Reproduce each line that includes the word "smoothed".

[Begin]

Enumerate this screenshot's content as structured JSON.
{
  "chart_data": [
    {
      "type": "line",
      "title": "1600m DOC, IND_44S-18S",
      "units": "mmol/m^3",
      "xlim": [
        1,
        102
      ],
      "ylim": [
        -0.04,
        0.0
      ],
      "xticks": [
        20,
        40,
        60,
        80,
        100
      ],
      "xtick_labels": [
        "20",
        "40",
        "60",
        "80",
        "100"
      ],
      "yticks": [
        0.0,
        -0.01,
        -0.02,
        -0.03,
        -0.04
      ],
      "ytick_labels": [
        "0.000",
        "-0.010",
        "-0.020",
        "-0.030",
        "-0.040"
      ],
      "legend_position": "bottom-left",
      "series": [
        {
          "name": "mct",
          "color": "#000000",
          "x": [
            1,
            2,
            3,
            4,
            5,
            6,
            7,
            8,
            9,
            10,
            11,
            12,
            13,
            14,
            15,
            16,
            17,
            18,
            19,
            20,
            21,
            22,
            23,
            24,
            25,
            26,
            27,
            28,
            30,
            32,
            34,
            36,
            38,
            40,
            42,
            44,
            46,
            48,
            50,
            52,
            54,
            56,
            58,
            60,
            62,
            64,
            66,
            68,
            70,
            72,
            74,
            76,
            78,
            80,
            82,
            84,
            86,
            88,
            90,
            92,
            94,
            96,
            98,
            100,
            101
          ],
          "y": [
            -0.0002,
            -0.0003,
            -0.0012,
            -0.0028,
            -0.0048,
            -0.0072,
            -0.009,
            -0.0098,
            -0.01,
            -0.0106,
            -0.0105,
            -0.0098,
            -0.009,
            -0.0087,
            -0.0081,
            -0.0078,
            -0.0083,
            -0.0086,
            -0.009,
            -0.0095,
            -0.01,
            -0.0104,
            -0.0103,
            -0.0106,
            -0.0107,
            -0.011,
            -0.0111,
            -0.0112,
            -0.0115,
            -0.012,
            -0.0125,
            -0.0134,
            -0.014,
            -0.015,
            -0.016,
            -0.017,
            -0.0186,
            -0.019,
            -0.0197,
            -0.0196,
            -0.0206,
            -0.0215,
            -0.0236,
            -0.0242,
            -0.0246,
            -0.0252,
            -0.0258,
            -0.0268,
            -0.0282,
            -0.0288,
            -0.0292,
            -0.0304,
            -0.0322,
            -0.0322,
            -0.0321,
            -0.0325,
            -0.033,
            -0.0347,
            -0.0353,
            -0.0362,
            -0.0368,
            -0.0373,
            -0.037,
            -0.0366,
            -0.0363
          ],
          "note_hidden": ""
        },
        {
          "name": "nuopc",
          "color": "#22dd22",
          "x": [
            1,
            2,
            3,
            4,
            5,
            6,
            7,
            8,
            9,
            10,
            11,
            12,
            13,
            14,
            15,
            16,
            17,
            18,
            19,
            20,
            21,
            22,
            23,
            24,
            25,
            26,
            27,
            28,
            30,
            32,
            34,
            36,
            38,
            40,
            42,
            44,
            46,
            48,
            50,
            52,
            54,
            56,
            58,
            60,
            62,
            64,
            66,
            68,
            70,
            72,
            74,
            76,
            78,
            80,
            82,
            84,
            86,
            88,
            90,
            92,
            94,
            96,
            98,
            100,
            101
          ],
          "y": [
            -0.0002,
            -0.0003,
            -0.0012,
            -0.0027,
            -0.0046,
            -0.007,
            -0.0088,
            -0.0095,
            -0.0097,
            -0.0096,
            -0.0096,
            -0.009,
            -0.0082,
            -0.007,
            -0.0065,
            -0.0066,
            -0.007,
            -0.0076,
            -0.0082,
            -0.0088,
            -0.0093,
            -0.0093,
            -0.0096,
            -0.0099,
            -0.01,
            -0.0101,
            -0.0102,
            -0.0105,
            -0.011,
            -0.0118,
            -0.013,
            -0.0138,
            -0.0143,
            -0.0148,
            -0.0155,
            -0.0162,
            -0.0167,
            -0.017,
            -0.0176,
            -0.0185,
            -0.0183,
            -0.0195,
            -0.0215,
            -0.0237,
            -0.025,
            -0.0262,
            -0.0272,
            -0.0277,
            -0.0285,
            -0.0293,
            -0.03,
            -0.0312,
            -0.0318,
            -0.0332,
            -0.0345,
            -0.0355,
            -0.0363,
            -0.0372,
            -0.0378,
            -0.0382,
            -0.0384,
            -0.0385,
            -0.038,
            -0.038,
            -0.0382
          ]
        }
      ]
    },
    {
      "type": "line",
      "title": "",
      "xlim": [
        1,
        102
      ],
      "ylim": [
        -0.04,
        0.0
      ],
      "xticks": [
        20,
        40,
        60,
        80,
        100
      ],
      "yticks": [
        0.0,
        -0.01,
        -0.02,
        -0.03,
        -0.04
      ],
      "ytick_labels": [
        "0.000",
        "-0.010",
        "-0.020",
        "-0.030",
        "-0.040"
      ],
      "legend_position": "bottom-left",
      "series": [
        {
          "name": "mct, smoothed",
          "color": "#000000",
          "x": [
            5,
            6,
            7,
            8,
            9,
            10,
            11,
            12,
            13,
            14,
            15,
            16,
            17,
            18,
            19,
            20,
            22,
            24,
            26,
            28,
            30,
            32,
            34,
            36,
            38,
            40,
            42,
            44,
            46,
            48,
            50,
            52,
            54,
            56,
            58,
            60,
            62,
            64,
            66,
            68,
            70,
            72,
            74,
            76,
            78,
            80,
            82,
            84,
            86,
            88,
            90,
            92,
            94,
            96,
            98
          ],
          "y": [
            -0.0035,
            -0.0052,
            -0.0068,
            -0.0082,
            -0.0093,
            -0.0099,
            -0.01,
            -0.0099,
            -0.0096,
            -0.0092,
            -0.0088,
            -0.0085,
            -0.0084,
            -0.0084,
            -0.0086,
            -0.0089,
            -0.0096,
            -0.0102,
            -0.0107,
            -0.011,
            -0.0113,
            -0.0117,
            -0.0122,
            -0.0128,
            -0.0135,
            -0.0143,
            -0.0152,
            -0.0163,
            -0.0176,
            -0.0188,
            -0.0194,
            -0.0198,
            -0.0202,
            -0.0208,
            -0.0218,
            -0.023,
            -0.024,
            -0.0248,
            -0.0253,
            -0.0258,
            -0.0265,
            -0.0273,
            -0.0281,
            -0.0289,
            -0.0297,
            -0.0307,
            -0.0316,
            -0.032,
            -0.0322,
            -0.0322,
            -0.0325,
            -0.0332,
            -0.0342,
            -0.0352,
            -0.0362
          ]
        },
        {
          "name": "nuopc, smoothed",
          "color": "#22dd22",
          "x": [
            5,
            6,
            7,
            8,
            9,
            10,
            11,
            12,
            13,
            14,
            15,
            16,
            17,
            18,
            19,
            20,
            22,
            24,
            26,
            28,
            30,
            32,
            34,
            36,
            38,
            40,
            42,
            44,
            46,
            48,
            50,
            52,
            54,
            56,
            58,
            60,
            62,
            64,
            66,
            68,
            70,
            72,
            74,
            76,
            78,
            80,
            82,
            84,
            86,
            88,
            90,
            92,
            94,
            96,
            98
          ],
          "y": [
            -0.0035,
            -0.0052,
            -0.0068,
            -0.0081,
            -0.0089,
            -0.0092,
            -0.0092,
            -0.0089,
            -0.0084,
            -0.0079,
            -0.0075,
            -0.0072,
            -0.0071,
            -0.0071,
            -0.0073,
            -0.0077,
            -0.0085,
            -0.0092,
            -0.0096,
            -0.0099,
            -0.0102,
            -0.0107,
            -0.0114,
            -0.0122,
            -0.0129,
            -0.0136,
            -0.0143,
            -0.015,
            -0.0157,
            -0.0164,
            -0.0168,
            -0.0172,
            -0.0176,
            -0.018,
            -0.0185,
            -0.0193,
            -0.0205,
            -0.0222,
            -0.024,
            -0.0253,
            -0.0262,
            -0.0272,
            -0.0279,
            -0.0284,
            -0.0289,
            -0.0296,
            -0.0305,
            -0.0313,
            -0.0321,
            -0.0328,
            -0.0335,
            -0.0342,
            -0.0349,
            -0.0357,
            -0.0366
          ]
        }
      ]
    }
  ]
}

[End]

**Expected answer:**
          "name": "mct, smoothed",
          "name": "nuopc, smoothed",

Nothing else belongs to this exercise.